_TASK DETAILS_
Copy every one of the following items word for word.

━━ THE DATA

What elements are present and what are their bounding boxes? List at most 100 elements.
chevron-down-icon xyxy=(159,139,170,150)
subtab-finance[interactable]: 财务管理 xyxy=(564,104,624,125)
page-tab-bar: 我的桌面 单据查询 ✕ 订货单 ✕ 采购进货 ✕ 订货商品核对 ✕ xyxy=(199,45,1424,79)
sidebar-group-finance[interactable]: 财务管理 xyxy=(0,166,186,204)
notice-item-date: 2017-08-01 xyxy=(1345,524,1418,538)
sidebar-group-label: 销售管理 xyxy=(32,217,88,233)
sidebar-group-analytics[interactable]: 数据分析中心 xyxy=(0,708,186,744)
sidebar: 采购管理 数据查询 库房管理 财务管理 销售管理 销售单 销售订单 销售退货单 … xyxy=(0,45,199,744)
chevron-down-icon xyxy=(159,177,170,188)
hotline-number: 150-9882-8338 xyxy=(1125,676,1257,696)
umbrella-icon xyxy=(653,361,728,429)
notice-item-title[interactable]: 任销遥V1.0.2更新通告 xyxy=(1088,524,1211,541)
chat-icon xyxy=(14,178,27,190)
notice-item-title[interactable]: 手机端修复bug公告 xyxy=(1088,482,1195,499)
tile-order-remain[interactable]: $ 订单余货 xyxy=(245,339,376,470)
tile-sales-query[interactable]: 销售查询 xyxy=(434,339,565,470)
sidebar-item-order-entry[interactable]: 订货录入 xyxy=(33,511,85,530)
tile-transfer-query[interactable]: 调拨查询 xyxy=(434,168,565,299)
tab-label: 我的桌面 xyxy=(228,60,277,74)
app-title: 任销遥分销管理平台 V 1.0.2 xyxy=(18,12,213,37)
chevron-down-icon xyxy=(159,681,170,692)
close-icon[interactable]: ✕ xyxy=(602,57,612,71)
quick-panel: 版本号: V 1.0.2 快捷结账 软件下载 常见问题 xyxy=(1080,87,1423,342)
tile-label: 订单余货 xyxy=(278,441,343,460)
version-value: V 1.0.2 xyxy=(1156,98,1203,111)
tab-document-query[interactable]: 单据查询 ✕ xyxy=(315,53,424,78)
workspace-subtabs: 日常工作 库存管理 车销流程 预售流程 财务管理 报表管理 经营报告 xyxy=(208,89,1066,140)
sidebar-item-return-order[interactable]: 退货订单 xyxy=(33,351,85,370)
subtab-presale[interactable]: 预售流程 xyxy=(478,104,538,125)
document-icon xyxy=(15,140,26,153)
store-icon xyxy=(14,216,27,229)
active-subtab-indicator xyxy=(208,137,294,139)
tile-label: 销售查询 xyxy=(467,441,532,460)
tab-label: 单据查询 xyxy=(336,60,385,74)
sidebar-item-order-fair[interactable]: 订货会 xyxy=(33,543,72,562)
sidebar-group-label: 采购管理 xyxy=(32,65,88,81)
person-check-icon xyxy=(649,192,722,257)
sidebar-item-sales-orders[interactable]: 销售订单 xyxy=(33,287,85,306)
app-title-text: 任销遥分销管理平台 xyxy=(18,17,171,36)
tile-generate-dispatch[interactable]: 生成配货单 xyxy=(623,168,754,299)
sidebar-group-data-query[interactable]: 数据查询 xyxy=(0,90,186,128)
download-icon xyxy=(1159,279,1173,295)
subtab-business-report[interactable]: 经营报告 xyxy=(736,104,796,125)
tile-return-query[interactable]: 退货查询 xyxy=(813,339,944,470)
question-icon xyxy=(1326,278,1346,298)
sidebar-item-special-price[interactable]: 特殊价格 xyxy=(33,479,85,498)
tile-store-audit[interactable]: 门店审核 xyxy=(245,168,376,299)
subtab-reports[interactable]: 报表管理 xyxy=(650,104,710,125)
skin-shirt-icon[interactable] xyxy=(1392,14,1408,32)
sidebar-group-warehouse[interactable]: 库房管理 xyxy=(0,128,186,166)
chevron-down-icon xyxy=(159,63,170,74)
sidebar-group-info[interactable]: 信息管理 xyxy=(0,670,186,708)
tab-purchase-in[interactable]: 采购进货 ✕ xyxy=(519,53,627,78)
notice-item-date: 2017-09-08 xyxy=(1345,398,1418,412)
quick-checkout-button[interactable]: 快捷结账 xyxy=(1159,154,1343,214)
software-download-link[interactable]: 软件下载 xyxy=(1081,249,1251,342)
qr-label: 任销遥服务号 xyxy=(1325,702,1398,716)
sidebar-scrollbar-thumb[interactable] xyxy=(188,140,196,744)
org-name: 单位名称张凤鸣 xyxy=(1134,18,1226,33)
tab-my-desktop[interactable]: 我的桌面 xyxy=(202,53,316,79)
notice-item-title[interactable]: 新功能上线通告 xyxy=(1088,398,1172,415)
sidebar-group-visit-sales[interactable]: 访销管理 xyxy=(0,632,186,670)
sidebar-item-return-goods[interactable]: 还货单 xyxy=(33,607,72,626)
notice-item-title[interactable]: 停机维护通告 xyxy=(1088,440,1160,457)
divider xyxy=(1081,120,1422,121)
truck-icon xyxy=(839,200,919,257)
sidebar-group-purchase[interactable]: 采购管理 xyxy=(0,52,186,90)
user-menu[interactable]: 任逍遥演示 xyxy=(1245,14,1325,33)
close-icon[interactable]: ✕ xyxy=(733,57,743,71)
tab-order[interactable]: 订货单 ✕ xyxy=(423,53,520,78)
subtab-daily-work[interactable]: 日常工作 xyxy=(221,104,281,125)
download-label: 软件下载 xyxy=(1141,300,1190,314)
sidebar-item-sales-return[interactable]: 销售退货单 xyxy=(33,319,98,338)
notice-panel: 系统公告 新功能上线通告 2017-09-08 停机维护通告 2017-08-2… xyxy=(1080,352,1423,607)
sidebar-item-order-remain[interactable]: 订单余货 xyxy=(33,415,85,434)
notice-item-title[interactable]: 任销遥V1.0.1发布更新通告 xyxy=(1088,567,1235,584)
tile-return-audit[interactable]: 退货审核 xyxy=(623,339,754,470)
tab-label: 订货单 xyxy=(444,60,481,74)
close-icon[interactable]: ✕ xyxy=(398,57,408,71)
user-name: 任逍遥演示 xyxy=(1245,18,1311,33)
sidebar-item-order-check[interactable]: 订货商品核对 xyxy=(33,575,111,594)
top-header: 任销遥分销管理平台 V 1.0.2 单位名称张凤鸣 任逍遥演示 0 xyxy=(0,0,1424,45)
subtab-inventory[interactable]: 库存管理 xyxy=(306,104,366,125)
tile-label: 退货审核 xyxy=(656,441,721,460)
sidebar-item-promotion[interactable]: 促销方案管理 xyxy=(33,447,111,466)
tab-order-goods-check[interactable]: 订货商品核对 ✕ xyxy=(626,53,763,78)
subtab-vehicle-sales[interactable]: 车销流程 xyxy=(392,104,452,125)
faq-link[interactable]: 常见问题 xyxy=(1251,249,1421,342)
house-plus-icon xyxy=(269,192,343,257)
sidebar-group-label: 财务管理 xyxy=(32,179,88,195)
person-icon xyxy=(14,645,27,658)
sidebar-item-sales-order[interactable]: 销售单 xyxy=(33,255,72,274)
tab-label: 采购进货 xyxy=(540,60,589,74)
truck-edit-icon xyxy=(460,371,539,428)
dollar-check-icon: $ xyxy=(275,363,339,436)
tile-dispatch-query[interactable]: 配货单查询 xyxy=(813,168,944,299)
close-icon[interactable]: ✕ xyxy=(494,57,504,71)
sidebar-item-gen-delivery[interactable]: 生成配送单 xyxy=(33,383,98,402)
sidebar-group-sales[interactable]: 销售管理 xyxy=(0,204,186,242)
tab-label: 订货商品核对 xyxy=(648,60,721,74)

━━━━

_TASK SOLUTION_
What elements are present and what are their bounding boxes? List at most 100 elements.
chevron-down-icon xyxy=(159,139,170,150)
subtab-finance[interactable]: 财务管理 xyxy=(564,104,624,125)
page-tab-bar: 我的桌面 单据查询 ✕ 订货单 ✕ 采购进货 ✕ 订货商品核对 ✕ xyxy=(199,45,1424,79)
sidebar-group-finance[interactable]: 财务管理 xyxy=(0,166,186,204)
notice-item-date: 2017-08-01 xyxy=(1345,524,1418,538)
sidebar-group-label: 销售管理 xyxy=(32,217,88,233)
sidebar-group-analytics[interactable]: 数据分析中心 xyxy=(0,708,186,744)
sidebar: 采购管理 数据查询 库房管理 财务管理 销售管理 销售单 销售订单 销售退货单 … xyxy=(0,45,199,744)
chevron-down-icon xyxy=(159,177,170,188)
hotline-number: 150-9882-8338 xyxy=(1125,676,1257,696)
umbrella-icon xyxy=(653,361,728,429)
notice-item-title[interactable]: 任销遥V1.0.2更新通告 xyxy=(1088,524,1211,541)
chat-icon xyxy=(14,178,27,190)
notice-item-title[interactable]: 手机端修复bug公告 xyxy=(1088,482,1195,499)
tile-order-remain[interactable]: $ 订单余货 xyxy=(245,339,376,470)
tile-sales-query[interactable]: 销售查询 xyxy=(434,339,565,470)
sidebar-item-order-entry[interactable]: 订货录入 xyxy=(33,511,85,530)
tile-transfer-query[interactable]: 调拨查询 xyxy=(434,168,565,299)
tab-label: 我的桌面 xyxy=(228,60,277,74)
app-title: 任销遥分销管理平台 V 1.0.2 xyxy=(18,12,213,37)
chevron-down-icon xyxy=(159,681,170,692)
close-icon[interactable]: ✕ xyxy=(602,57,612,71)
quick-panel: 版本号: V 1.0.2 快捷结账 软件下载 常见问题 xyxy=(1080,87,1423,342)
tile-label: 订单余货 xyxy=(278,441,343,460)
version-value: V 1.0.2 xyxy=(1156,98,1203,111)
tab-document-query[interactable]: 单据查询 ✕ xyxy=(315,53,424,78)
workspace-subtabs: 日常工作 库存管理 车销流程 预售流程 财务管理 报表管理 经营报告 xyxy=(208,89,1066,140)
sidebar-item-return-order[interactable]: 退货订单 xyxy=(33,351,85,370)
subtab-presale[interactable]: 预售流程 xyxy=(478,104,538,125)
document-icon xyxy=(15,140,26,153)
store-icon xyxy=(14,216,27,229)
active-subtab-indicator xyxy=(208,137,294,139)
tile-label: 销售查询 xyxy=(467,441,532,460)
tab-label: 单据查询 xyxy=(336,60,385,74)
sidebar-item-order-fair[interactable]: 订货会 xyxy=(33,543,72,562)
sidebar-group-label: 采购管理 xyxy=(32,65,88,81)
person-check-icon xyxy=(649,192,722,257)
sidebar-item-sales-orders[interactable]: 销售订单 xyxy=(33,287,85,306)
app-title-text: 任销遥分销管理平台 xyxy=(18,17,171,36)
tile-generate-dispatch[interactable]: 生成配货单 xyxy=(623,168,754,299)
sidebar-group-data-query[interactable]: 数据查询 xyxy=(0,90,186,128)
download-icon xyxy=(1159,279,1173,295)
subtab-business-report[interactable]: 经营报告 xyxy=(736,104,796,125)
tile-return-query[interactable]: 退货查询 xyxy=(813,339,944,470)
question-icon xyxy=(1326,278,1346,298)
sidebar-item-special-price[interactable]: 特殊价格 xyxy=(33,479,85,498)
tile-store-audit[interactable]: 门店审核 xyxy=(245,168,376,299)
subtab-reports[interactable]: 报表管理 xyxy=(650,104,710,125)
skin-shirt-icon[interactable] xyxy=(1392,14,1408,32)
sidebar-group-warehouse[interactable]: 库房管理 xyxy=(0,128,186,166)
chevron-down-icon xyxy=(159,63,170,74)
sidebar-group-info[interactable]: 信息管理 xyxy=(0,670,186,708)
tab-purchase-in[interactable]: 采购进货 ✕ xyxy=(519,53,627,78)
notice-item-date: 2017-09-08 xyxy=(1345,398,1418,412)
quick-checkout-button[interactable]: 快捷结账 xyxy=(1159,154,1343,214)
software-download-link[interactable]: 软件下载 xyxy=(1081,249,1251,342)
qr-label: 任销遥服务号 xyxy=(1325,702,1398,716)
sidebar-scrollbar-thumb[interactable] xyxy=(188,140,196,744)
org-name: 单位名称张凤鸣 xyxy=(1134,18,1226,33)
tab-my-desktop[interactable]: 我的桌面 xyxy=(202,53,316,79)
notice-item-title[interactable]: 新功能上线通告 xyxy=(1088,398,1172,415)
sidebar-group-visit-sales[interactable]: 访销管理 xyxy=(0,632,186,670)
sidebar-item-return-goods[interactable]: 还货单 xyxy=(33,607,72,626)
notice-item-title[interactable]: 停机维护通告 xyxy=(1088,440,1160,457)
divider xyxy=(1081,120,1422,121)
truck-icon xyxy=(839,200,919,257)
sidebar-group-purchase[interactable]: 采购管理 xyxy=(0,52,186,90)
user-menu[interactable]: 任逍遥演示 xyxy=(1245,14,1325,33)
close-icon[interactable]: ✕ xyxy=(733,57,743,71)
tab-order[interactable]: 订货单 ✕ xyxy=(423,53,520,78)
subtab-daily-work[interactable]: 日常工作 xyxy=(221,104,281,125)
download-label: 软件下载 xyxy=(1141,300,1190,314)
sidebar-item-sales-return[interactable]: 销售退货单 xyxy=(33,319,98,338)
notice-panel: 系统公告 新功能上线通告 2017-09-08 停机维护通告 2017-08-2… xyxy=(1080,352,1423,607)
sidebar-item-order-remain[interactable]: 订单余货 xyxy=(33,415,85,434)
notice-item-title[interactable]: 任销遥V1.0.1发布更新通告 xyxy=(1088,567,1235,584)
tile-return-audit[interactable]: 退货审核 xyxy=(623,339,754,470)
tab-label: 订货单 xyxy=(444,60,481,74)
close-icon[interactable]: ✕ xyxy=(398,57,408,71)
user-name: 任逍遥演示 xyxy=(1245,18,1311,33)
sidebar-item-order-check[interactable]: 订货商品核对 xyxy=(33,575,111,594)
top-header: 任销遥分销管理平台 V 1.0.2 单位名称张凤鸣 任逍遥演示 0 xyxy=(0,0,1424,45)
subtab-inventory[interactable]: 库存管理 xyxy=(306,104,366,125)
tile-label: 退货审核 xyxy=(656,441,721,460)
sidebar-item-promotion[interactable]: 促销方案管理 xyxy=(33,447,111,466)
tab-order-goods-check[interactable]: 订货商品核对 ✕ xyxy=(626,53,763,78)
subtab-vehicle-sales[interactable]: 车销流程 xyxy=(392,104,452,125)
faq-link[interactable]: 常见问题 xyxy=(1251,249,1421,342)
house-plus-icon xyxy=(269,192,343,257)
sidebar-group-label: 财务管理 xyxy=(32,179,88,195)
person-icon xyxy=(14,645,27,658)
sidebar-item-sales-order[interactable]: 销售单 xyxy=(33,255,72,274)
tab-label: 采购进货 xyxy=(540,60,589,74)
truck-edit-icon xyxy=(460,371,539,428)
dollar-check-icon: $ xyxy=(275,363,339,436)
tile-dispatch-query[interactable]: 配货单查询 xyxy=(813,168,944,299)
close-icon[interactable]: ✕ xyxy=(494,57,504,71)
sidebar-item-gen-delivery[interactable]: 生成配送单 xyxy=(33,383,98,402)
sidebar-group-sales[interactable]: 销售管理 xyxy=(0,204,186,242)
tab-label: 订货商品核对 xyxy=(648,60,721,74)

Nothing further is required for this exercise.